Exercise requirements: Retype every entry exactly, character for character.
─── Records for the task
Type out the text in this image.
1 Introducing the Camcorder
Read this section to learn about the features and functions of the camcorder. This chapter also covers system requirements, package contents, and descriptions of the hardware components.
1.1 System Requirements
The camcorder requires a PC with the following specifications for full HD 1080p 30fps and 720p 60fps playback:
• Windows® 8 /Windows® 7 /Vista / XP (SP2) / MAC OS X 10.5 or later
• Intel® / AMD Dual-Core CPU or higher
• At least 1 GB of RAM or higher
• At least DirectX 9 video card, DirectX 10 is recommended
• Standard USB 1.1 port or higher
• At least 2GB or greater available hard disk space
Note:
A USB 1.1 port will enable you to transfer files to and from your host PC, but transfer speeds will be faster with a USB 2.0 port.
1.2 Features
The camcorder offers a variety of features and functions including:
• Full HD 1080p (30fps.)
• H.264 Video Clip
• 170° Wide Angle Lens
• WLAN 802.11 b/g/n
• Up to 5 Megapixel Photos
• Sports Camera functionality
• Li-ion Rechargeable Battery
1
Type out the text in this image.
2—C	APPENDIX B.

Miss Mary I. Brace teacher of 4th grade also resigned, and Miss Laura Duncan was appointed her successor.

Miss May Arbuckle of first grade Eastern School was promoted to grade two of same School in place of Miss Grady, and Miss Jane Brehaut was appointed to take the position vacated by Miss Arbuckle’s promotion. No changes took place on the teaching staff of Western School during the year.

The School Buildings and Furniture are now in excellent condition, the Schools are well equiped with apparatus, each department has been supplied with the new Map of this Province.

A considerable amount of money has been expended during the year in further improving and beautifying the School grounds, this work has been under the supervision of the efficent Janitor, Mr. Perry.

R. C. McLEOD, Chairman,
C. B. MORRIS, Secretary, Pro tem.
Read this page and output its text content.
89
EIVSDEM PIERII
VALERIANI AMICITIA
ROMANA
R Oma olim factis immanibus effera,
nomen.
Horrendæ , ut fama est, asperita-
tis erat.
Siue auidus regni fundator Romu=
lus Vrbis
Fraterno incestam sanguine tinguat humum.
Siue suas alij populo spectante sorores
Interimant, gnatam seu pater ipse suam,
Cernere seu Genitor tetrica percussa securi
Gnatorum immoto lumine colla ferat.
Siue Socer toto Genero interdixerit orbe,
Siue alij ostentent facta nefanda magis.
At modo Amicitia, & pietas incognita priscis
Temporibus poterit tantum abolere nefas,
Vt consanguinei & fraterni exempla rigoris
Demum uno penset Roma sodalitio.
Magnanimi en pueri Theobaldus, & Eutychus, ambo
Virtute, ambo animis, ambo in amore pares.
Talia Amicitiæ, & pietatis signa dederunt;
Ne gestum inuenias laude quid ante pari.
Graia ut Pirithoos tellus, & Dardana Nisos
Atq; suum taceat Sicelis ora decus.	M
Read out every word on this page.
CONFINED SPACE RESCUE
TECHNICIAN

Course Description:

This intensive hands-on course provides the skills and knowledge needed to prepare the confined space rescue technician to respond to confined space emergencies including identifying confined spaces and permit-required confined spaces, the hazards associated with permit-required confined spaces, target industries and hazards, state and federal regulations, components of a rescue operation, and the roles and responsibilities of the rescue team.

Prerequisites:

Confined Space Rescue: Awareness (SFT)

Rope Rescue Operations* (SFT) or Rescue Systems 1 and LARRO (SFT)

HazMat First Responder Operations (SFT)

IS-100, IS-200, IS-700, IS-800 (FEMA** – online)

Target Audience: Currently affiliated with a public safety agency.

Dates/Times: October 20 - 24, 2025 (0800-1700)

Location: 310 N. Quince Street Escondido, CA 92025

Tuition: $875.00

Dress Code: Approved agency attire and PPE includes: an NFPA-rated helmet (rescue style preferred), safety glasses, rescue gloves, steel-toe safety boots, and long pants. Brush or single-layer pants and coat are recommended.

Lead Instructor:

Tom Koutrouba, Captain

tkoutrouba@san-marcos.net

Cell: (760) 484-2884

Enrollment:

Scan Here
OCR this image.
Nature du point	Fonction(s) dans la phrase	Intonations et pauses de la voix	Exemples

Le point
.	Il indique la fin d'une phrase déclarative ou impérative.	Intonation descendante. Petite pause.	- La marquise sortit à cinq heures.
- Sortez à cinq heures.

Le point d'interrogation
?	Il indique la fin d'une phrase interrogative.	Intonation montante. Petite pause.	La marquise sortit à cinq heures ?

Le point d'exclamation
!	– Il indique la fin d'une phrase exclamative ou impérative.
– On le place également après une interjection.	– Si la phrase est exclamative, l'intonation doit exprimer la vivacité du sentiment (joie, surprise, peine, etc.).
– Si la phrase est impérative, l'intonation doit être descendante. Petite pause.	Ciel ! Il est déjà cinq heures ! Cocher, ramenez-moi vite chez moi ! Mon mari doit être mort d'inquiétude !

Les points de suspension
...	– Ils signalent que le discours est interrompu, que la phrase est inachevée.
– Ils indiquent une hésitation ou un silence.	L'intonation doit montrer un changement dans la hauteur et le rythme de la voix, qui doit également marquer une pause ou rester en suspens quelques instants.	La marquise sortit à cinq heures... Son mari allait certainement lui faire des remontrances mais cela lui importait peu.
──────
Response to the exercise:
Type out the text in this image.
1 Introducing the Camcorder
Read this section to learn about the features and functions of the camcorder. This chapter also covers system requirements, package contents, and descriptions of the hardware components.
1.1 System Requirements
The camcorder requires a PC with the following specifications for full HD 1080p 30fps and 720p 60fps playback:
• Windows® 8 /Windows® 7 /Vista / XP (SP2) / MAC OS X 10.5 or later
• Intel® / AMD Dual-Core CPU or higher
• At least 1 GB of RAM or higher
• At least DirectX 9 video card, DirectX 10 is recommended
• Standard USB 1.1 port or higher
• At least 2GB or greater available hard disk space
Note:
A USB 1.1 port will enable you to transfer files to and from your host PC, but transfer speeds will be faster with a USB 2.0 port.
1.2 Features
The camcorder offers a variety of features and functions including:
• Full HD 1080p (30fps.)
• H.264 Video Clip
• 170° Wide Angle Lens
• WLAN 802.11 b/g/n
• Up to 5 Megapixel Photos
• Sports Camera functionality
• Li-ion Rechargeable Battery
1
Type out the text in this image.
2—C	APPENDIX B.

Miss Mary I. Brace teacher of 4th grade also resigned, and Miss Laura Duncan was appointed her successor.

Miss May Arbuckle of first grade Eastern School was promoted to grade two of same School in place of Miss Grady, and Miss Jane Brehaut was appointed to take the position vacated by Miss Arbuckle’s promotion. No changes took place on the teaching staff of Western School during the year.

The School Buildings and Furniture are now in excellent condition, the Schools are well equiped with apparatus, each department has been supplied with the new Map of this Province.

A considerable amount of money has been expended during the year in further improving and beautifying the School grounds, this work has been under the supervision of the efficent Janitor, Mr. Perry.

R. C. McLEOD, Chairman,
C. B. MORRIS, Secretary, Pro tem.
Read this page and output its text content.
89
EIVSDEM PIERII
VALERIANI AMICITIA
ROMANA
R Oma olim factis immanibus effera,
nomen.
Horrendæ , ut fama est, asperita-
tis erat.
Siue auidus regni fundator Romu=
lus Vrbis
Fraterno incestam sanguine tinguat humum.
Siue suas alij populo spectante sorores
Interimant, gnatam seu pater ipse suam,
Cernere seu Genitor tetrica percussa securi
Gnatorum immoto lumine colla ferat.
Siue Socer toto Genero interdixerit orbe,
Siue alij ostentent facta nefanda magis.
At modo Amicitia, & pietas incognita priscis
Temporibus poterit tantum abolere nefas,
Vt consanguinei & fraterni exempla rigoris
Demum uno penset Roma sodalitio.
Magnanimi en pueri Theobaldus, & Eutychus, ambo
Virtute, ambo animis, ambo in amore pares.
Talia Amicitiæ, & pietatis signa dederunt;
Ne gestum inuenias laude quid ante pari.
Graia ut Pirithoos tellus, & Dardana Nisos
Atq; suum taceat Sicelis ora decus.	M
Read out every word on this page.
CONFINED SPACE RESCUE
TECHNICIAN

Course Description:

This intensive hands-on course provides the skills and knowledge needed to prepare the confined space rescue technician to respond to confined space emergencies including identifying confined spaces and permit-required confined spaces, the hazards associated with permit-required confined spaces, target industries and hazards, state and federal regulations, components of a rescue operation, and the roles and responsibilities of the rescue team.

Prerequisites:

Confined Space Rescue: Awareness (SFT)

Rope Rescue Operations* (SFT) or Rescue Systems 1 and LARRO (SFT)

HazMat First Responder Operations (SFT)

IS-100, IS-200, IS-700, IS-800 (FEMA** – online)

Target Audience: Currently affiliated with a public safety agency.

Dates/Times: October 20 - 24, 2025 (0800-1700)

Location: 310 N. Quince Street Escondido, CA 92025

Tuition: $875.00

Dress Code: Approved agency attire and PPE includes: an NFPA-rated helmet (rescue style preferred), safety glasses, rescue gloves, steel-toe safety boots, and long pants. Brush or single-layer pants and coat are recommended.

Lead Instructor:

Tom Koutrouba, Captain

tkoutrouba@san-marcos.net

Cell: (760) 484-2884

Enrollment:

Scan Here
OCR this image.
Nature du point	Fonction(s) dans la phrase	Intonations et pauses de la voix	Exemples

Le point
.	Il indique la fin d'une phrase déclarative ou impérative.	Intonation descendante. Petite pause.	- La marquise sortit à cinq heures.
- Sortez à cinq heures.

Le point d'interrogation
?	Il indique la fin d'une phrase interrogative.	Intonation montante. Petite pause.	La marquise sortit à cinq heures ?

Le point d'exclamation
!	– Il indique la fin d'une phrase exclamative ou impérative.
– On le place également après une interjection.	– Si la phrase est exclamative, l'intonation doit exprimer la vivacité du sentiment (joie, surprise, peine, etc.).
– Si la phrase est impérative, l'intonation doit être descendante. Petite pause.	Ciel ! Il est déjà cinq heures ! Cocher, ramenez-moi vite chez moi ! Mon mari doit être mort d'inquiétude !

Les points de suspension
...	– Ils signalent que le discours est interrompu, que la phrase est inachevée.
– Ils indiquent une hésitation ou un silence.	L'intonation doit montrer un changement dans la hauteur et le rythme de la voix, qui doit également marquer une pause ou rester en suspens quelques instants.	La marquise sortit à cinq heures... Son mari allait certainement lui faire des remontrances mais cela lui importait peu.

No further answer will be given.